Repeat each line exactly, leaving nothing out.

───── ROWS

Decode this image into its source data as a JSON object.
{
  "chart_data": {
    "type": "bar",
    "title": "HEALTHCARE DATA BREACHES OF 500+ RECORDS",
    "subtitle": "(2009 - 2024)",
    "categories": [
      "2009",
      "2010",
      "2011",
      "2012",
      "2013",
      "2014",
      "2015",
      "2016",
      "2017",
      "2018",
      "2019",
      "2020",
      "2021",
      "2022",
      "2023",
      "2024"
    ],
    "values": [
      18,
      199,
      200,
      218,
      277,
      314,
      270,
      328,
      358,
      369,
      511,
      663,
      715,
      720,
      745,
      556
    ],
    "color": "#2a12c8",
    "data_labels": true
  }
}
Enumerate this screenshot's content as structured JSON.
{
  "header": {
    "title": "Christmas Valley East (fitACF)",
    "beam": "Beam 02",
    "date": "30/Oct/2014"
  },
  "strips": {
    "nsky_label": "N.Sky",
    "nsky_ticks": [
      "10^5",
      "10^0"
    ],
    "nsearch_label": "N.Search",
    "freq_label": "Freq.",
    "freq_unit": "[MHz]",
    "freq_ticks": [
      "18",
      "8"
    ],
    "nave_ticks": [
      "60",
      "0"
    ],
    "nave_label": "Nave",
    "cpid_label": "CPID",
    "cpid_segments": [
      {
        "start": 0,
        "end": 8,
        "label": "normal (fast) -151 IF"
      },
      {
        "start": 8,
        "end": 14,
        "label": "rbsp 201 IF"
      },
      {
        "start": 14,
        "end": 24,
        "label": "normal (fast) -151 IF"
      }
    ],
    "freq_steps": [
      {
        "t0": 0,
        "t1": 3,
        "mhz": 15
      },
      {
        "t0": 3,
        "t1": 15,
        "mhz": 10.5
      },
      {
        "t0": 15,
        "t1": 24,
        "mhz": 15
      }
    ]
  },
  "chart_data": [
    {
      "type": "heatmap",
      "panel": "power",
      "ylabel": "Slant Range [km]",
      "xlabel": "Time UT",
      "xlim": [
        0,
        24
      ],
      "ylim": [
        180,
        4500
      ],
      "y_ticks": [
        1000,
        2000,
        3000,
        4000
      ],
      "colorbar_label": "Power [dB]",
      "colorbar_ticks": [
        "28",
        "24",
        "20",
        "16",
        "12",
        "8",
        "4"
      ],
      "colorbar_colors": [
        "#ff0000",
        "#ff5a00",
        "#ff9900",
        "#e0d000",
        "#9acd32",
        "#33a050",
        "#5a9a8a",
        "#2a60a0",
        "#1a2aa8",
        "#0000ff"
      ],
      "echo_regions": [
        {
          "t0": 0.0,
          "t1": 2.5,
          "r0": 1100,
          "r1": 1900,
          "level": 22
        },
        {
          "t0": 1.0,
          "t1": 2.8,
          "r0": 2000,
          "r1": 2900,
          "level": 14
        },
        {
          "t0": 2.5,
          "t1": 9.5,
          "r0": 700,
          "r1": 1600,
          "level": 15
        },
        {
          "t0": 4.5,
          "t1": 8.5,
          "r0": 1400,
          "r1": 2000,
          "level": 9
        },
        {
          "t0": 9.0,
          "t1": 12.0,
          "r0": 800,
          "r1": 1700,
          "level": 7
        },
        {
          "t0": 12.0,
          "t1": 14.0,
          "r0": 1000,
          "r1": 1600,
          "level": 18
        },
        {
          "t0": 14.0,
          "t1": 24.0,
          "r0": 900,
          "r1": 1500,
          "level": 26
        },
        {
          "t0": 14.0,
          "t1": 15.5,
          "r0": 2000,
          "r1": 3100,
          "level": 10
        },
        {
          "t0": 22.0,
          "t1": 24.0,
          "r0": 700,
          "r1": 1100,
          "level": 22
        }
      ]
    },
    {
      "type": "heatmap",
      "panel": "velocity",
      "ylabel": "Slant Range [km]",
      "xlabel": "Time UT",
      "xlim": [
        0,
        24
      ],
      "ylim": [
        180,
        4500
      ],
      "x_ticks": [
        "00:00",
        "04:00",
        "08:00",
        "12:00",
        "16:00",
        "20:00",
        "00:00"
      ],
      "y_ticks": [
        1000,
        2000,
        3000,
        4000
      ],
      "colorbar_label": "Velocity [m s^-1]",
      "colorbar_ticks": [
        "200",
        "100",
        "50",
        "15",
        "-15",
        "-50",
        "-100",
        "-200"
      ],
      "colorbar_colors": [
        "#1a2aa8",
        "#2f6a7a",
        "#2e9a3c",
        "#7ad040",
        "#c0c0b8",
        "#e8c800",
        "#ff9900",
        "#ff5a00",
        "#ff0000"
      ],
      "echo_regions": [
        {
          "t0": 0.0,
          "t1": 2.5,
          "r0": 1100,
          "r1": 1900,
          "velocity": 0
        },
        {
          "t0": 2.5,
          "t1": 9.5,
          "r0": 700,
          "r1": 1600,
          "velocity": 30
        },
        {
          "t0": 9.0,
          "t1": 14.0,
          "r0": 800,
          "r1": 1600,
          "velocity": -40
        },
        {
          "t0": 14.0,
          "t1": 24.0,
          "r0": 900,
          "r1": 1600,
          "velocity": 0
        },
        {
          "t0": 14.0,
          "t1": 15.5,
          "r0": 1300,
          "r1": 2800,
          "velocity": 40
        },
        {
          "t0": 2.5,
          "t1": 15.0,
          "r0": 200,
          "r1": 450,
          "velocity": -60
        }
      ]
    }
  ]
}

──────────

**RESPONSE TO THIS TASK:**
Decode this image into its source data as a JSON object.
{
  "chart_data": {
    "type": "bar",
    "title": "HEALTHCARE DATA BREACHES OF 500+ RECORDS",
    "subtitle": "(2009 - 2024)",
    "categories": [
      "2009",
      "2010",
      "2011",
      "2012",
      "2013",
      "2014",
      "2015",
      "2016",
      "2017",
      "2018",
      "2019",
      "2020",
      "2021",
      "2022",
      "2023",
      "2024"
    ],
    "values": [
      18,
      199,
      200,
      218,
      277,
      314,
      270,
      328,
      358,
      369,
      511,
      663,
      715,
      720,
      745,
      556
    ],
    "color": "#2a12c8",
    "data_labels": true
  }
}
Enumerate this screenshot's content as structured JSON.
{
  "header": {
    "title": "Christmas Valley East (fitACF)",
    "beam": "Beam 02",
    "date": "30/Oct/2014"
  },
  "strips": {
    "nsky_label": "N.Sky",
    "nsky_ticks": [
      "10^5",
      "10^0"
    ],
    "nsearch_label": "N.Search",
    "freq_label": "Freq.",
    "freq_unit": "[MHz]",
    "freq_ticks": [
      "18",
      "8"
    ],
    "nave_ticks": [
      "60",
      "0"
    ],
    "nave_label": "Nave",
    "cpid_label": "CPID",
    "cpid_segments": [
      {
        "start": 0,
        "end": 8,
        "label": "normal (fast) -151 IF"
      },
      {
        "start": 8,
        "end": 14,
        "label": "rbsp 201 IF"
      },
      {
        "start": 14,
        "end": 24,
        "label": "normal (fast) -151 IF"
      }
    ],
    "freq_steps": [
      {
        "t0": 0,
        "t1": 3,
        "mhz": 15
      },
      {
        "t0": 3,
        "t1": 15,
        "mhz": 10.5
      },
      {
        "t0": 15,
        "t1": 24,
        "mhz": 15
      }
    ]
  },
  "chart_data": [
    {
      "type": "heatmap",
      "panel": "power",
      "ylabel": "Slant Range [km]",
      "xlabel": "Time UT",
      "xlim": [
        0,
        24
      ],
      "ylim": [
        180,
        4500
      ],
      "y_ticks": [
        1000,
        2000,
        3000,
        4000
      ],
      "colorbar_label": "Power [dB]",
      "colorbar_ticks": [
        "28",
        "24",
        "20",
        "16",
        "12",
        "8",
        "4"
      ],
      "colorbar_colors": [
        "#ff0000",
        "#ff5a00",
        "#ff9900",
        "#e0d000",
        "#9acd32",
        "#33a050",
        "#5a9a8a",
        "#2a60a0",
        "#1a2aa8",
        "#0000ff"
      ],
      "echo_regions": [
        {
          "t0": 0.0,
          "t1": 2.5,
          "r0": 1100,
          "r1": 1900,
          "level": 22
        },
        {
          "t0": 1.0,
          "t1": 2.8,
          "r0": 2000,
          "r1": 2900,
          "level": 14
        },
        {
          "t0": 2.5,
          "t1": 9.5,
          "r0": 700,
          "r1": 1600,
          "level": 15
        },
        {
          "t0": 4.5,
          "t1": 8.5,
          "r0": 1400,
          "r1": 2000,
          "level": 9
        },
        {
          "t0": 9.0,
          "t1": 12.0,
          "r0": 800,
          "r1": 1700,
          "level": 7
        },
        {
          "t0": 12.0,
          "t1": 14.0,
          "r0": 1000,
          "r1": 1600,
          "level": 18
        },
        {
          "t0": 14.0,
          "t1": 24.0,
          "r0": 900,
          "r1": 1500,
          "level": 26
        },
        {
          "t0": 14.0,
          "t1": 15.5,
          "r0": 2000,
          "r1": 3100,
          "level": 10
        },
        {
          "t0": 22.0,
          "t1": 24.0,
          "r0": 700,
          "r1": 1100,
          "level": 22
        }
      ]
    },
    {
      "type": "heatmap",
      "panel": "velocity",
      "ylabel": "Slant Range [km]",
      "xlabel": "Time UT",
      "xlim": [
        0,
        24
      ],
      "ylim": [
        180,
        4500
      ],
      "x_ticks": [
        "00:00",
        "04:00",
        "08:00",
        "12:00",
        "16:00",
        "20:00",
        "00:00"
      ],
      "y_ticks": [
        1000,
        2000,
        3000,
        4000
      ],
      "colorbar_label": "Velocity [m s^-1]",
      "colorbar_ticks": [
        "200",
        "100",
        "50",
        "15",
        "-15",
        "-50",
        "-100",
        "-200"
      ],
      "colorbar_colors": [
        "#1a2aa8",
        "#2f6a7a",
        "#2e9a3c",
        "#7ad040",
        "#c0c0b8",
        "#e8c800",
        "#ff9900",
        "#ff5a00",
        "#ff0000"
      ],
      "echo_regions": [
        {
          "t0": 0.0,
          "t1": 2.5,
          "r0": 1100,
          "r1": 1900,
          "velocity": 0
        },
        {
          "t0": 2.5,
          "t1": 9.5,
          "r0": 700,
          "r1": 1600,
          "velocity": 30
        },
        {
          "t0": 9.0,
          "t1": 14.0,
          "r0": 800,
          "r1": 1600,
          "velocity": -40
        },
        {
          "t0": 14.0,
          "t1": 24.0,
          "r0": 900,
          "r1": 1600,
          "velocity": 0
        },
        {
          "t0": 14.0,
          "t1": 15.5,
          "r0": 1300,
          "r1": 2800,
          "velocity": 40
        },
        {
          "t0": 2.5,
          "t1": 15.0,
          "r0": 200,
          "r1": 450,
          "velocity": -60
        }
      ]
    }
  ]
}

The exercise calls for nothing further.